-- START OF Input records --

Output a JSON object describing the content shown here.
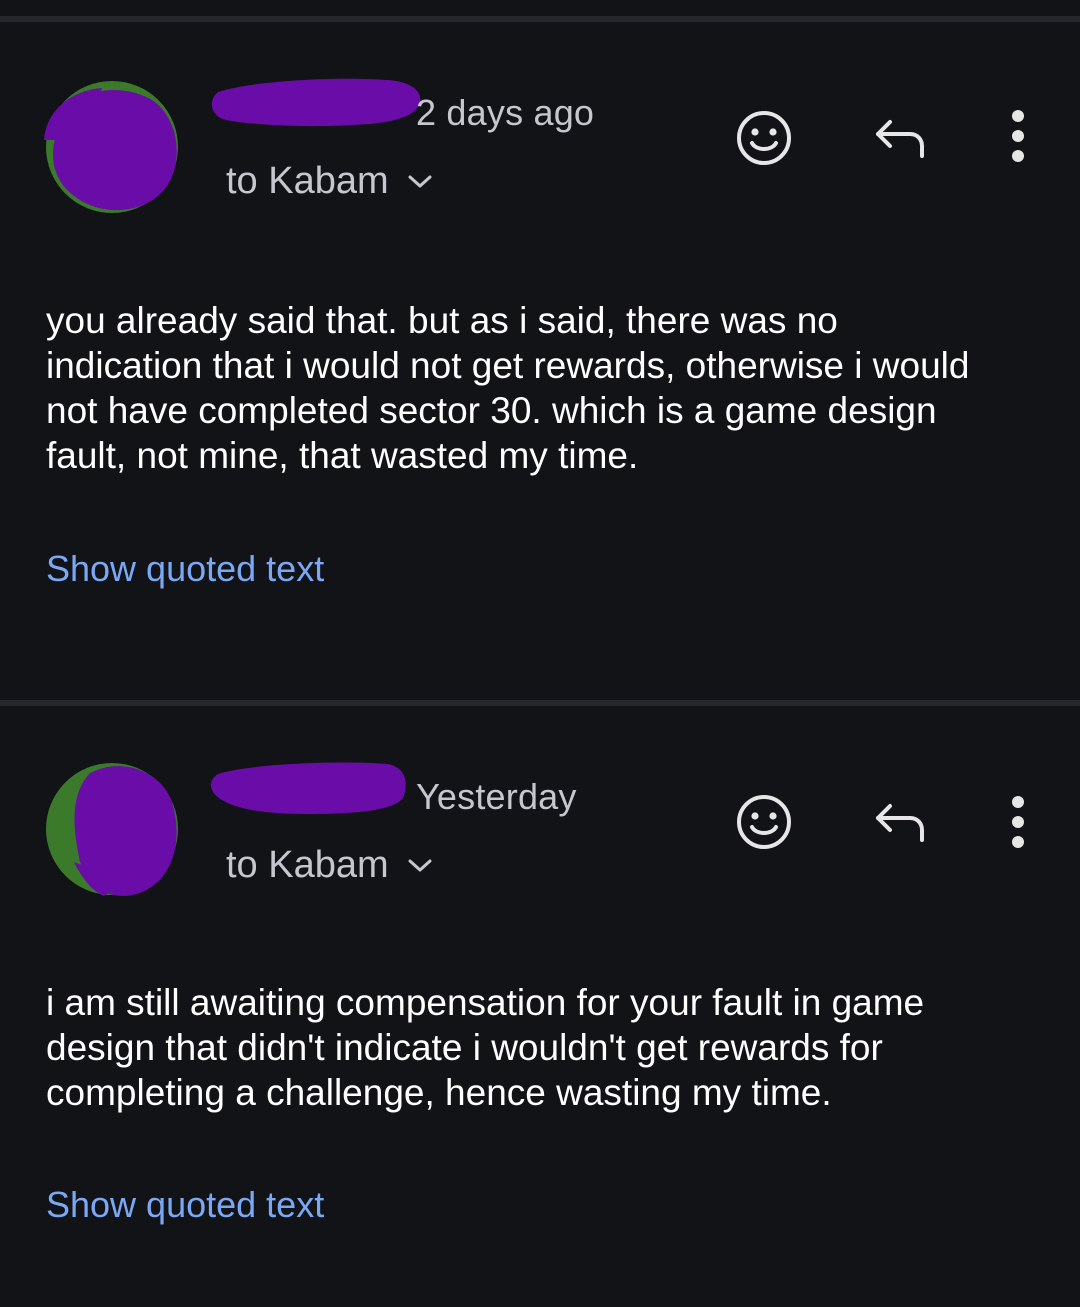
{
  "colors": {
    "background": "#121317",
    "divider": "#26272c",
    "text_primary": "#ffffff",
    "text_secondary": "#c4c7ce",
    "link": "#7aa8f5",
    "redaction_purple": "#6a0ca8",
    "avatar_green": "#3a7a2a"
  },
  "messages": [
    {
      "timestamp": "2 days ago",
      "recipient": "to Kabam",
      "body": "you already said that. but as i said, there was no\nindication that i would not get rewards, otherwise i would\nnot have completed sector 30. which is a game design\nfault, not mine, that wasted my time.",
      "show_quoted": "Show quoted text",
      "icons": [
        "emoji-reaction-icon",
        "reply-icon",
        "more-options-icon"
      ]
    },
    {
      "timestamp": "Yesterday",
      "recipient": "to Kabam",
      "body": "i am still awaiting compensation for your fault in game\ndesign that didn't indicate i wouldn't get rewards for\ncompleting a challenge, hence wasting my time.",
      "show_quoted": "Show quoted text",
      "icons": [
        "emoji-reaction-icon",
        "reply-icon",
        "more-options-icon"
      ]
    }
  ]
}
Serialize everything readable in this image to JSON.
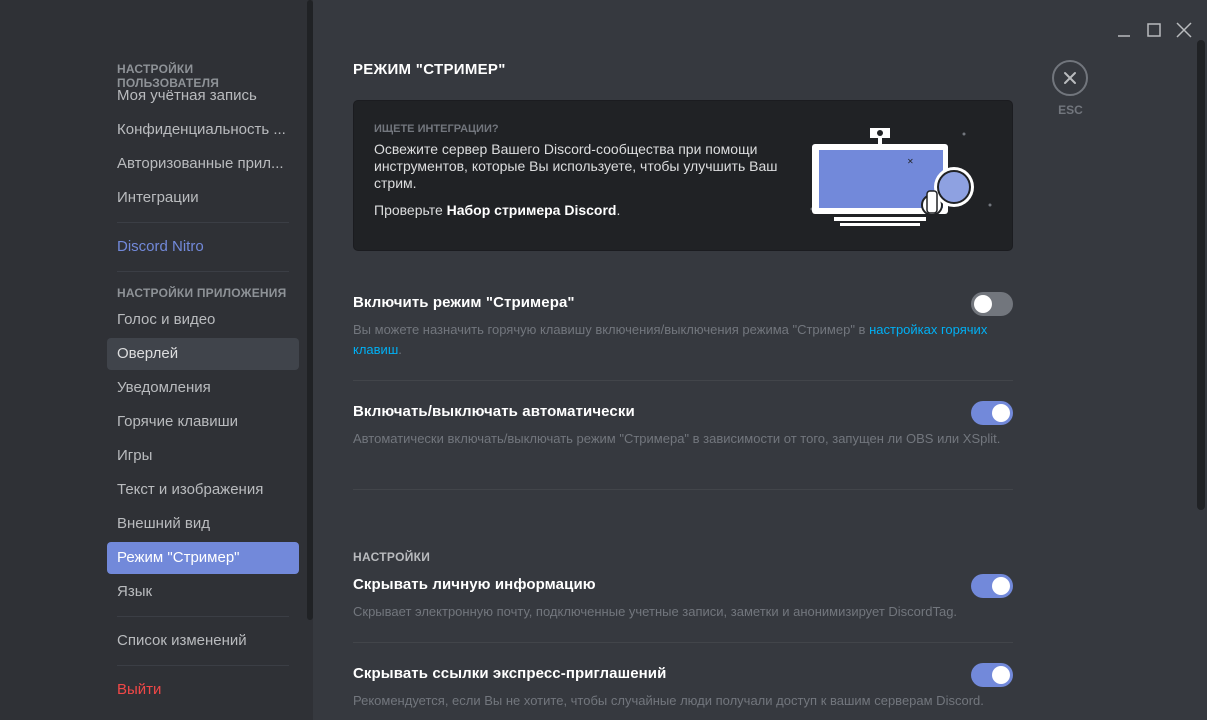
{
  "sidebar": {
    "user_settings_header": "НАСТРОЙКИ ПОЛЬЗОВАТЕЛЯ",
    "user_items": [
      "Моя учётная запись",
      "Конфиденциальность ...",
      "Авторизованные прил...",
      "Интеграции"
    ],
    "nitro": "Discord Nitro",
    "app_settings_header": "НАСТРОЙКИ ПРИЛОЖЕНИЯ",
    "app_items": [
      "Голос и видео",
      "Оверлей",
      "Уведомления",
      "Горячие клавиши",
      "Игры",
      "Текст и изображения",
      "Внешний вид",
      "Режим \"Стример\"",
      "Язык"
    ],
    "changelog": "Список изменений",
    "logout": "Выйти"
  },
  "page": {
    "title": "РЕЖИМ \"СТРИМЕР\""
  },
  "card": {
    "label": "ИЩЕТЕ ИНТЕГРАЦИИ?",
    "body": "Освежите сервер Вашего Discord-сообщества при помощи инструментов, которые Вы используете, чтобы улучшить Ваш стрим.",
    "cta_prefix": "Проверьте ",
    "cta_bold": "Набор стримера Discord",
    "cta_suffix": "."
  },
  "settings": {
    "enable_title": "Включить режим \"Стримера\"",
    "enable_desc_prefix": "Вы можете назначить горячую клавишу включения/выключения режима \"Стример\" в ",
    "enable_desc_link": "настройках горячих клавиш",
    "enable_desc_suffix": ".",
    "auto_title": "Включать/выключать автоматически",
    "auto_desc": "Автоматически включать/выключать режим \"Стримера\" в зависимости от того, запущен ли OBS или XSplit.",
    "section_label": "НАСТРОЙКИ",
    "hide_info_title": "Скрывать личную информацию",
    "hide_info_desc": "Скрывает электронную почту, подключенные учетные записи, заметки и анонимизирует DiscordTag.",
    "hide_links_title": "Скрывать ссылки экспресс-приглашений",
    "hide_links_desc": "Рекомендуется, если Вы не хотите, чтобы случайные люди получали доступ к вашим серверам Discord."
  },
  "toggles": {
    "enable": false,
    "auto": true,
    "hide_info": true,
    "hide_links": true
  },
  "close": {
    "esc_label": "ESC",
    "icon": "close-icon"
  },
  "colors": {
    "accent": "#7289da",
    "link": "#00b0f4",
    "danger": "#f04747",
    "background": "#36393f",
    "sidebar": "#2f3136"
  }
}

-- END OF Input records --

*Exercise*
Write out the entries above verbatim; the pictures do not belong in your copy.

*Solved exercise*
Output a JSON object describing the content shown here.
{
  "colors": {
    "background": "#121317",
    "divider": "#26272c",
    "text_primary": "#ffffff",
    "text_secondary": "#c4c7ce",
    "link": "#7aa8f5",
    "redaction_purple": "#6a0ca8",
    "avatar_green": "#3a7a2a"
  },
  "messages": [
    {
      "timestamp": "2 days ago",
      "recipient": "to Kabam",
      "body": "you already said that. but as i said, there was no\nindication that i would not get rewards, otherwise i would\nnot have completed sector 30. which is a game design\nfault, not mine, that wasted my time.",
      "show_quoted": "Show quoted text",
      "icons": [
        "emoji-reaction-icon",
        "reply-icon",
        "more-options-icon"
      ]
    },
    {
      "timestamp": "Yesterday",
      "recipient": "to Kabam",
      "body": "i am still awaiting compensation for your fault in game\ndesign that didn't indicate i wouldn't get rewards for\ncompleting a challenge, hence wasting my time.",
      "show_quoted": "Show quoted text",
      "icons": [
        "emoji-reaction-icon",
        "reply-icon",
        "more-options-icon"
      ]
    }
  ]
}
Serialize everything readable in this image to JSON.
{
  "sidebar": {
    "user_settings_header": "НАСТРОЙКИ ПОЛЬЗОВАТЕЛЯ",
    "user_items": [
      "Моя учётная запись",
      "Конфиденциальность ...",
      "Авторизованные прил...",
      "Интеграции"
    ],
    "nitro": "Discord Nitro",
    "app_settings_header": "НАСТРОЙКИ ПРИЛОЖЕНИЯ",
    "app_items": [
      "Голос и видео",
      "Оверлей",
      "Уведомления",
      "Горячие клавиши",
      "Игры",
      "Текст и изображения",
      "Внешний вид",
      "Режим \"Стример\"",
      "Язык"
    ],
    "changelog": "Список изменений",
    "logout": "Выйти"
  },
  "page": {
    "title": "РЕЖИМ \"СТРИМЕР\""
  },
  "card": {
    "label": "ИЩЕТЕ ИНТЕГРАЦИИ?",
    "body": "Освежите сервер Вашего Discord-сообщества при помощи инструментов, которые Вы используете, чтобы улучшить Ваш стрим.",
    "cta_prefix": "Проверьте ",
    "cta_bold": "Набор стримера Discord",
    "cta_suffix": "."
  },
  "settings": {
    "enable_title": "Включить режим \"Стримера\"",
    "enable_desc_prefix": "Вы можете назначить горячую клавишу включения/выключения режима \"Стример\" в ",
    "enable_desc_link": "настройках горячих клавиш",
    "enable_desc_suffix": ".",
    "auto_title": "Включать/выключать автоматически",
    "auto_desc": "Автоматически включать/выключать режим \"Стримера\" в зависимости от того, запущен ли OBS или XSplit.",
    "section_label": "НАСТРОЙКИ",
    "hide_info_title": "Скрывать личную информацию",
    "hide_info_desc": "Скрывает электронную почту, подключенные учетные записи, заметки и анонимизирует DiscordTag.",
    "hide_links_title": "Скрывать ссылки экспресс-приглашений",
    "hide_links_desc": "Рекомендуется, если Вы не хотите, чтобы случайные люди получали доступ к вашим серверам Discord."
  },
  "toggles": {
    "enable": false,
    "auto": true,
    "hide_info": true,
    "hide_links": true
  },
  "close": {
    "esc_label": "ESC",
    "icon": "close-icon"
  },
  "colors": {
    "accent": "#7289da",
    "link": "#00b0f4",
    "danger": "#f04747",
    "background": "#36393f",
    "sidebar": "#2f3136"
  }
}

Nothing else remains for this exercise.